**INPUT MATERIAL**
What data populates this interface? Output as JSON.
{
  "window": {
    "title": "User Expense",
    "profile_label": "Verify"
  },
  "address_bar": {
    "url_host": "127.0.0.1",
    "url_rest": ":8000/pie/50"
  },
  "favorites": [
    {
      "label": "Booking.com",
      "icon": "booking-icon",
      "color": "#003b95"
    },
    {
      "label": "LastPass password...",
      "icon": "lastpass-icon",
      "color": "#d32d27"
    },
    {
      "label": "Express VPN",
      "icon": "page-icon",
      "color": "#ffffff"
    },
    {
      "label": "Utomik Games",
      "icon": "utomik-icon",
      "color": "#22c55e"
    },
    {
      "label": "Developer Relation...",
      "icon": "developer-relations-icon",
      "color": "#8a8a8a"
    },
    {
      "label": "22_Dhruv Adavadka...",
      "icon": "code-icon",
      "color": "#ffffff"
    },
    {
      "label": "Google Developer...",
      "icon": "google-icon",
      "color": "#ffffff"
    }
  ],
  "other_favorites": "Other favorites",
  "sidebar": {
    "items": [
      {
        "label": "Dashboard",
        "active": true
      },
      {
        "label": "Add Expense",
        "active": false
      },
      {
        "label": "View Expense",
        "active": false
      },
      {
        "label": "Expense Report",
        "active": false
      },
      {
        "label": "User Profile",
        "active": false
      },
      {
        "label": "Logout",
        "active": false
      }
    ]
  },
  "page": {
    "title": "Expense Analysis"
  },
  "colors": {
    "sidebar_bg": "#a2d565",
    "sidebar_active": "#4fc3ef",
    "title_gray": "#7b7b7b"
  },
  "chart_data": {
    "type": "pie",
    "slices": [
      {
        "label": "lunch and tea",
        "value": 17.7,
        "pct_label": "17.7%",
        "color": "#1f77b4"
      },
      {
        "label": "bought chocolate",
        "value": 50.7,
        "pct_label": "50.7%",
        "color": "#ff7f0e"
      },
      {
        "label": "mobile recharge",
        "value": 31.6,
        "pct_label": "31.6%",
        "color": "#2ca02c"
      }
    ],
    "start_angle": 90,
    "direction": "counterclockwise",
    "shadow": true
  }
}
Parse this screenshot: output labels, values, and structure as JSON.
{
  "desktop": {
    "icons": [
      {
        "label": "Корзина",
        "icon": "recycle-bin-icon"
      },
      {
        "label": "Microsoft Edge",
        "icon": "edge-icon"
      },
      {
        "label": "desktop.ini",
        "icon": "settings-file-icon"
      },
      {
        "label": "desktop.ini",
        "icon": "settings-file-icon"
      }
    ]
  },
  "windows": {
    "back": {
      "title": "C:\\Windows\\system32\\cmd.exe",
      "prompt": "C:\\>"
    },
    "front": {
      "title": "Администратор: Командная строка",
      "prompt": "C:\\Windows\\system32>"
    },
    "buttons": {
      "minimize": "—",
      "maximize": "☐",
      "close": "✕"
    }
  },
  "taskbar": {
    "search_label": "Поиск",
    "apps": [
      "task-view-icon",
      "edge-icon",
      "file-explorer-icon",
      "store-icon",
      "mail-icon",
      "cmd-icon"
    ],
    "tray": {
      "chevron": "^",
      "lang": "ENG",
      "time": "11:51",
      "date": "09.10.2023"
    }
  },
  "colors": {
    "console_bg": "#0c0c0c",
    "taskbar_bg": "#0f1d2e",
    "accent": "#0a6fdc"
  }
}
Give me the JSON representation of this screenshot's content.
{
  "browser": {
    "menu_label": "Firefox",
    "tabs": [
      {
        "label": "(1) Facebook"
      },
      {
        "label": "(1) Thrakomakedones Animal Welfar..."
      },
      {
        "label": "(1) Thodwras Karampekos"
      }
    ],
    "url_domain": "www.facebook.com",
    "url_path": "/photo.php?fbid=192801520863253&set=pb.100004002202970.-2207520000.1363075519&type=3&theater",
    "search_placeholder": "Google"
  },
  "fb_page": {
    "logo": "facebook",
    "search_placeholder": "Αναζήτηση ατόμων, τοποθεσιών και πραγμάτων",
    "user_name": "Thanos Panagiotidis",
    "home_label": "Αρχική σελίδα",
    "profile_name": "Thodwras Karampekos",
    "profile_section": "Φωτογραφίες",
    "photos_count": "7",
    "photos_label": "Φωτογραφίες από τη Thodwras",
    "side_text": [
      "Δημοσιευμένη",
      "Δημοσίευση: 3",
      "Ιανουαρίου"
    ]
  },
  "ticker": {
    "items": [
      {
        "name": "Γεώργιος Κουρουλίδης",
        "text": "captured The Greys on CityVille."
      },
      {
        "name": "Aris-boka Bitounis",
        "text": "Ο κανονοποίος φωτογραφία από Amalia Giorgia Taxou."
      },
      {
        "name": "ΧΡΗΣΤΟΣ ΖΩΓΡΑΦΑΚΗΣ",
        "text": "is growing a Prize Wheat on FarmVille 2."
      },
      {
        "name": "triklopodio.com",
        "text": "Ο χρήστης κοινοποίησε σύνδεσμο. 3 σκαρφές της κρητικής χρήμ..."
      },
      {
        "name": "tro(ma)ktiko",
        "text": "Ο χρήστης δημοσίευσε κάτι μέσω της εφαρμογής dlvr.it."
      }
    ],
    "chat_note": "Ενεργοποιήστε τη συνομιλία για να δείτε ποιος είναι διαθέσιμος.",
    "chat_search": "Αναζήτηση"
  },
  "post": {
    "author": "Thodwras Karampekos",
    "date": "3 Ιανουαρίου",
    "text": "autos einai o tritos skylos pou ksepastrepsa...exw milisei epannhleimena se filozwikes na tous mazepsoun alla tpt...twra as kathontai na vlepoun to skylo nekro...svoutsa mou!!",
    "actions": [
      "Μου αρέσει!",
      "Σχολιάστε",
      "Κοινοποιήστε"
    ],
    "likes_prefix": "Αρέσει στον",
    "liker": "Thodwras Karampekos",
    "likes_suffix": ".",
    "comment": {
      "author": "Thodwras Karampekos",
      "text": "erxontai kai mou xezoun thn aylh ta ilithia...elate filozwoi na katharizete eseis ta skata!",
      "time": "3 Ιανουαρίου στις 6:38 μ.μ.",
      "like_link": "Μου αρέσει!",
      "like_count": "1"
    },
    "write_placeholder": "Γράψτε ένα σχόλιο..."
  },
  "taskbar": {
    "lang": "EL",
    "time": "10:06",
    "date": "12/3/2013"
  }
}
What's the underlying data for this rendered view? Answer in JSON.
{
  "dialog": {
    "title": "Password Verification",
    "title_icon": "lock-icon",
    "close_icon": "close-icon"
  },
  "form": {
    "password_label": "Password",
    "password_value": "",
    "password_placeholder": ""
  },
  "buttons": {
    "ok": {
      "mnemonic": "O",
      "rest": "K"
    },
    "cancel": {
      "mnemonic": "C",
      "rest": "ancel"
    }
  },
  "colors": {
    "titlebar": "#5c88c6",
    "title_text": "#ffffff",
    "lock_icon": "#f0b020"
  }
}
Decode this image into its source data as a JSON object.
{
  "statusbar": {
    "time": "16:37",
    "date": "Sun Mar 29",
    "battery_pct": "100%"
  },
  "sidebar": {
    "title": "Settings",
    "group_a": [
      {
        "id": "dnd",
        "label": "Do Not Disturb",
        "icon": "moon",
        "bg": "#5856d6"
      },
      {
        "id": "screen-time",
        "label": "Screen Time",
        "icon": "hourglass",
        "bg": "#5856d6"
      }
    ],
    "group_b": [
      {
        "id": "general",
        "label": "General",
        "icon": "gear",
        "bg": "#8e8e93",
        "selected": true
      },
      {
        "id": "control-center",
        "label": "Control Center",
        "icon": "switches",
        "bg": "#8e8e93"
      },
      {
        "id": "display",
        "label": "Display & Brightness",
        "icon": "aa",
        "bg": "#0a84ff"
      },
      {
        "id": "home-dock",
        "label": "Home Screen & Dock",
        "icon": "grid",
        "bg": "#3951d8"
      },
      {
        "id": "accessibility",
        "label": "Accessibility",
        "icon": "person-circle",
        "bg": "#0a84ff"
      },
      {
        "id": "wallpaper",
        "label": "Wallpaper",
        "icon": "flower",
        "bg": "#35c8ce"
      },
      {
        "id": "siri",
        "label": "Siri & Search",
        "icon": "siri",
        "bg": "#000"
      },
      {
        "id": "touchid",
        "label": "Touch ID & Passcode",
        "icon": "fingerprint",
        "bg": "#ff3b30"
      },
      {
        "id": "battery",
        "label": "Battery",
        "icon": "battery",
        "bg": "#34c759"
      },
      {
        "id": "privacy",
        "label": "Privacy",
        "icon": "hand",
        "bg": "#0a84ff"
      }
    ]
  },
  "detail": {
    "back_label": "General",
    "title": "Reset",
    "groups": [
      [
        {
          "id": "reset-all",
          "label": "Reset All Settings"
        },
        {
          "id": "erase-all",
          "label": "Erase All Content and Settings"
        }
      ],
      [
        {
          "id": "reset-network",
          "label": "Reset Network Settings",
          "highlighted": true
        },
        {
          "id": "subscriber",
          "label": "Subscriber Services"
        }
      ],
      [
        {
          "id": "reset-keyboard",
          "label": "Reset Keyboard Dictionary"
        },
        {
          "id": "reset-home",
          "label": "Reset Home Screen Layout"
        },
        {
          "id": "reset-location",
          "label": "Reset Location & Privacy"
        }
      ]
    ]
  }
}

**DIRECTION**
Pick out each line containing "What" and report it.

**WRITTEN RESPONSE**
What data populates this interface? Output as JSON.
What's the underlying data for this rendered view? Answer in JSON.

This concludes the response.